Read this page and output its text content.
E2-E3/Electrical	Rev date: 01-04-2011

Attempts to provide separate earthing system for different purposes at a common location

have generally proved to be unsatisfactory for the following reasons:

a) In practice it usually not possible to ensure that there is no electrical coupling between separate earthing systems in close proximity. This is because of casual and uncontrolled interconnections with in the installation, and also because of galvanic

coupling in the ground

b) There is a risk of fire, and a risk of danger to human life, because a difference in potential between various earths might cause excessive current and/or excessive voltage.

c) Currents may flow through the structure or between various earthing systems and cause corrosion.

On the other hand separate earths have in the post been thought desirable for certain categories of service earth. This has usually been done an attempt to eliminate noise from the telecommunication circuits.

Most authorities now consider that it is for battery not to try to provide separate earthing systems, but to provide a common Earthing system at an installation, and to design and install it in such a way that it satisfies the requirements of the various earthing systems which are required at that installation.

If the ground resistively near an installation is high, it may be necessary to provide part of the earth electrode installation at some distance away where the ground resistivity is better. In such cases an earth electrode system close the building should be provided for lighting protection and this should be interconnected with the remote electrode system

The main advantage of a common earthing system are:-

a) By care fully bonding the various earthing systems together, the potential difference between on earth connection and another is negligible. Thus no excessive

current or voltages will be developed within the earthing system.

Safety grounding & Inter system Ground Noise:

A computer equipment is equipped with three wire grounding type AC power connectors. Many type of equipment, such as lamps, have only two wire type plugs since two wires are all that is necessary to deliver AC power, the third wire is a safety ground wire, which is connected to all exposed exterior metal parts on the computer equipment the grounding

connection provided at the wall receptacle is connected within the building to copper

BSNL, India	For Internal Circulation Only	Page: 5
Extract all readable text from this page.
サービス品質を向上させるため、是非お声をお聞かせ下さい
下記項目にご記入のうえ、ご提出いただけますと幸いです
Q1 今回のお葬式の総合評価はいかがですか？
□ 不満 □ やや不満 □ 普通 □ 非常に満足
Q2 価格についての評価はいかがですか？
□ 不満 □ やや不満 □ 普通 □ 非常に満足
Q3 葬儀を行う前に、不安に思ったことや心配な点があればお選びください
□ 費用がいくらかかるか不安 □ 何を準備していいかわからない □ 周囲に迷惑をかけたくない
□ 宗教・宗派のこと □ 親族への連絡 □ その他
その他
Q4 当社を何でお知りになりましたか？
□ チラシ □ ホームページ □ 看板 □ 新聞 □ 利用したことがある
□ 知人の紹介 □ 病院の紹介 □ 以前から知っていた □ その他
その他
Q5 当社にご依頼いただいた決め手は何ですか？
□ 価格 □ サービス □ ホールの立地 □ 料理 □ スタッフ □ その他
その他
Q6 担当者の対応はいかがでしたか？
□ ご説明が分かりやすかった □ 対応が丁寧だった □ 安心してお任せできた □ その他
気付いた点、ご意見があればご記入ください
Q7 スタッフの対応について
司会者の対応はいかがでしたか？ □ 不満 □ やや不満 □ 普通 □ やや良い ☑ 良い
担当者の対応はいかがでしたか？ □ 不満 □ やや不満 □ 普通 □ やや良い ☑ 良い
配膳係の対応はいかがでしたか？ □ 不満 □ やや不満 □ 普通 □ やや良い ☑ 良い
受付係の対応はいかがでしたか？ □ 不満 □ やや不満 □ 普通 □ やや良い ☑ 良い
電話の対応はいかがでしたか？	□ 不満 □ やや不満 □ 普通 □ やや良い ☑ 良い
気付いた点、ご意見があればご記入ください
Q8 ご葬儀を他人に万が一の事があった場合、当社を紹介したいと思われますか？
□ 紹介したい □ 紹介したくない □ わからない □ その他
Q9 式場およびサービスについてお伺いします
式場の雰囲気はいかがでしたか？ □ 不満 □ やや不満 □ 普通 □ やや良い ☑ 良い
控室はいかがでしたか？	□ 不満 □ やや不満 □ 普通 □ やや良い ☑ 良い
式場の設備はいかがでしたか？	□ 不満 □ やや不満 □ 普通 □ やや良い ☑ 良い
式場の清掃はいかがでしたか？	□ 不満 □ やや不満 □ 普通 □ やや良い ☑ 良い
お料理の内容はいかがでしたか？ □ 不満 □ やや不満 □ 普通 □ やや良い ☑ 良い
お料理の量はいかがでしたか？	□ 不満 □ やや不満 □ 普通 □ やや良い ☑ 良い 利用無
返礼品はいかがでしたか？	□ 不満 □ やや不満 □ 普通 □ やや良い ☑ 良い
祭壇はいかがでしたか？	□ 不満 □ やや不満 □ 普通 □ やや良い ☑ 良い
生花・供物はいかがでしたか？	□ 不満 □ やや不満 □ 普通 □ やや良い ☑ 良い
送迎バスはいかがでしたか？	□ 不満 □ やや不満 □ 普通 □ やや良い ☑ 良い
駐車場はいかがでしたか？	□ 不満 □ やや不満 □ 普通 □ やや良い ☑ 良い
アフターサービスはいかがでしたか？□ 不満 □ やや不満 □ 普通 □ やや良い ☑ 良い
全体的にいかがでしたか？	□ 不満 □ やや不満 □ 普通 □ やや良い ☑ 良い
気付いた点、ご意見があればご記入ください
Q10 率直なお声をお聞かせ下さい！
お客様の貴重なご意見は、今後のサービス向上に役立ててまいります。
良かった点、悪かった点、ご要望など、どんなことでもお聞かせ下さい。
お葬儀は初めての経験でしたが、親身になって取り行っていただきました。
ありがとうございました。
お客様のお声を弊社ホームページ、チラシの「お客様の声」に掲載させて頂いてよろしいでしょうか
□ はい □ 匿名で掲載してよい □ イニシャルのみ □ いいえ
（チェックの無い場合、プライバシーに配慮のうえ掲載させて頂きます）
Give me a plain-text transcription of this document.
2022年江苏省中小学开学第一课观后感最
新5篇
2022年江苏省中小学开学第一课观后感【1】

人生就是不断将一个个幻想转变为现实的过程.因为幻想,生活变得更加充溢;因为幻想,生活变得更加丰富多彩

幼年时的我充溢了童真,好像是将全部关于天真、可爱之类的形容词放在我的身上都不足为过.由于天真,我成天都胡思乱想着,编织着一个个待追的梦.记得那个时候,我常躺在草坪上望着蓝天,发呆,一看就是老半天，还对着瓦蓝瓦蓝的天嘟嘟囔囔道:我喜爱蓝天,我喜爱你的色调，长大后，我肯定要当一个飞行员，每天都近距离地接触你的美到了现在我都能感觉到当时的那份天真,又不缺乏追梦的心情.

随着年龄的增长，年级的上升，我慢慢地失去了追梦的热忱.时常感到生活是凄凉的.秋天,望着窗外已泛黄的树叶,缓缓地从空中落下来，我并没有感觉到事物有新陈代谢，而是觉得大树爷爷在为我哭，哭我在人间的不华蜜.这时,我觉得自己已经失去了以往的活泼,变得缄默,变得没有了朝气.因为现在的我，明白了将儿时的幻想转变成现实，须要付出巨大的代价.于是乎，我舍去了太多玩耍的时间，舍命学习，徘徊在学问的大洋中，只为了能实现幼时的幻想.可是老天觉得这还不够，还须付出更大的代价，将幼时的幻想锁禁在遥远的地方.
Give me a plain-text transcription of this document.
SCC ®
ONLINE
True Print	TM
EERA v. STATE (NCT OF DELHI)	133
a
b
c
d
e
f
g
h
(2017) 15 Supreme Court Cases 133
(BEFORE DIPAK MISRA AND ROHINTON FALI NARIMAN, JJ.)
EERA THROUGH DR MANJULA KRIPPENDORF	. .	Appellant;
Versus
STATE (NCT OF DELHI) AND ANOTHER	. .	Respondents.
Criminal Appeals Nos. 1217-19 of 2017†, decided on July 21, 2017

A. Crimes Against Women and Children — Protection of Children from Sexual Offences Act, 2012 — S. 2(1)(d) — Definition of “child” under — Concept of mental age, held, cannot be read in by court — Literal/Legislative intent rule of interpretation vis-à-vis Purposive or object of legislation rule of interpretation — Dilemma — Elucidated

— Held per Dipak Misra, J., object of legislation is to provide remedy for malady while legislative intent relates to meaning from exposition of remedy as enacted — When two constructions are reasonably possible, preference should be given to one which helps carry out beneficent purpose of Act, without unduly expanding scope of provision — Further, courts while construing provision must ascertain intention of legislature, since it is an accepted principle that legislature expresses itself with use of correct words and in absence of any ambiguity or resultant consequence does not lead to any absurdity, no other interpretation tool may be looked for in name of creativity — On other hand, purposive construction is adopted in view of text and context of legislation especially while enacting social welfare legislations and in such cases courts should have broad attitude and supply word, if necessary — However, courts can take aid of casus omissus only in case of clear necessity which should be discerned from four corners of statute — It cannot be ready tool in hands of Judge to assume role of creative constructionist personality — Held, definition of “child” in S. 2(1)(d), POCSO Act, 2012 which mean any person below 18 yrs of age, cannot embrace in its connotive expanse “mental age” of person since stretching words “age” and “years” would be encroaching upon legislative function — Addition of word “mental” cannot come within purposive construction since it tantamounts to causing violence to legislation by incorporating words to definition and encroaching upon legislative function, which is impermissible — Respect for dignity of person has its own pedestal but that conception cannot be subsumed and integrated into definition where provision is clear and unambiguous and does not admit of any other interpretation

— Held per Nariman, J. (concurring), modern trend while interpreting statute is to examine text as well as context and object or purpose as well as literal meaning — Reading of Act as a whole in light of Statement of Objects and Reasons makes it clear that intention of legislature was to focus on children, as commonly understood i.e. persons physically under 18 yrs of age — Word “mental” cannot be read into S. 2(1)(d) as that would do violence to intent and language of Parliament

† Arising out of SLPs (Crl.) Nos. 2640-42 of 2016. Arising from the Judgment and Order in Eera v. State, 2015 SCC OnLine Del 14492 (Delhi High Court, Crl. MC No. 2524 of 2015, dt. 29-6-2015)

==================================================

• _SET PROBLEM_: Count every line of the records that holds "potential". State the number, nothing else.

• _COMPLETE RESPONSE_: 2